## DIRECTION
Write the records out again, keeping each line exactly as it is.

━━━━━ RECORD EXCERPTS ━━━━━

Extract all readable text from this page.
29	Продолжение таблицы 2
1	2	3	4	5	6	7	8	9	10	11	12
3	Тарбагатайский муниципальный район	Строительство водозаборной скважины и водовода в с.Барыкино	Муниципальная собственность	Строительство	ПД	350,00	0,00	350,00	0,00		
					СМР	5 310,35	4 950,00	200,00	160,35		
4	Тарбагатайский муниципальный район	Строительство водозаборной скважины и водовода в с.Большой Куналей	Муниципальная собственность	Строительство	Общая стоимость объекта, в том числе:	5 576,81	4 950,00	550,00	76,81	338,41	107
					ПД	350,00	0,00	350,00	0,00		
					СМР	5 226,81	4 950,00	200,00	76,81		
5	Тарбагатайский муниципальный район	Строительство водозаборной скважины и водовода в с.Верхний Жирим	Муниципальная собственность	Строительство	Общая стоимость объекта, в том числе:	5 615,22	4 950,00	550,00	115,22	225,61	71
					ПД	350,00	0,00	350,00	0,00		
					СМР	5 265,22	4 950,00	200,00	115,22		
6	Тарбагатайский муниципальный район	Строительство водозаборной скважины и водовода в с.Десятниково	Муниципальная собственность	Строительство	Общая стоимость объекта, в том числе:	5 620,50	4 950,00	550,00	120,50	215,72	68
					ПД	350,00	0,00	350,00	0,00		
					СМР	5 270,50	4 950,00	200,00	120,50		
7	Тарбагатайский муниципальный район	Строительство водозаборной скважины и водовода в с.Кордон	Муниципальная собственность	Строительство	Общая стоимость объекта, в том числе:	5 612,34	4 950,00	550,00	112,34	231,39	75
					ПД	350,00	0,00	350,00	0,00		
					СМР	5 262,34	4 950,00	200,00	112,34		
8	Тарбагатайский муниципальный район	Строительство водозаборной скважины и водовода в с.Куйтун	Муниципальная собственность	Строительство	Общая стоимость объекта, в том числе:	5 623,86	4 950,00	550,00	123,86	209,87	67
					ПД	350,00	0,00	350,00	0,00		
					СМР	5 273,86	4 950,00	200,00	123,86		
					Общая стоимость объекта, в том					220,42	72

━━━━━

## SOLVED PROBLEM
Extract all readable text from this page.
29	Продолжение таблицы 2
1	2	3	4	5	6	7	8	9	10	11	12
3	Тарбагатайский муниципальный район	Строительство водозаборной скважины и водовода в с.Барыкино	Муниципальная собственность	Строительство	ПД	350,00	0,00	350,00	0,00		
					СМР	5 310,35	4 950,00	200,00	160,35		
4	Тарбагатайский муниципальный район	Строительство водозаборной скважины и водовода в с.Большой Куналей	Муниципальная собственность	Строительство	Общая стоимость объекта, в том числе:	5 576,81	4 950,00	550,00	76,81	338,41	107
					ПД	350,00	0,00	350,00	0,00		
					СМР	5 226,81	4 950,00	200,00	76,81		
5	Тарбагатайский муниципальный район	Строительство водозаборной скважины и водовода в с.Верхний Жирим	Муниципальная собственность	Строительство	Общая стоимость объекта, в том числе:	5 615,22	4 950,00	550,00	115,22	225,61	71
					ПД	350,00	0,00	350,00	0,00		
					СМР	5 265,22	4 950,00	200,00	115,22		
6	Тарбагатайский муниципальный район	Строительство водозаборной скважины и водовода в с.Десятниково	Муниципальная собственность	Строительство	Общая стоимость объекта, в том числе:	5 620,50	4 950,00	550,00	120,50	215,72	68
					ПД	350,00	0,00	350,00	0,00		
					СМР	5 270,50	4 950,00	200,00	120,50		
7	Тарбагатайский муниципальный район	Строительство водозаборной скважины и водовода в с.Кордон	Муниципальная собственность	Строительство	Общая стоимость объекта, в том числе:	5 612,34	4 950,00	550,00	112,34	231,39	75
					ПД	350,00	0,00	350,00	0,00		
					СМР	5 262,34	4 950,00	200,00	112,34		
8	Тарбагатайский муниципальный район	Строительство водозаборной скважины и водовода в с.Куйтун	Муниципальная собственность	Строительство	Общая стоимость объекта, в том числе:	5 623,86	4 950,00	550,00	123,86	209,87	67
					ПД	350,00	0,00	350,00	0,00		
					СМР	5 273,86	4 950,00	200,00	123,86		
					Общая стоимость объекта, в том					220,42	72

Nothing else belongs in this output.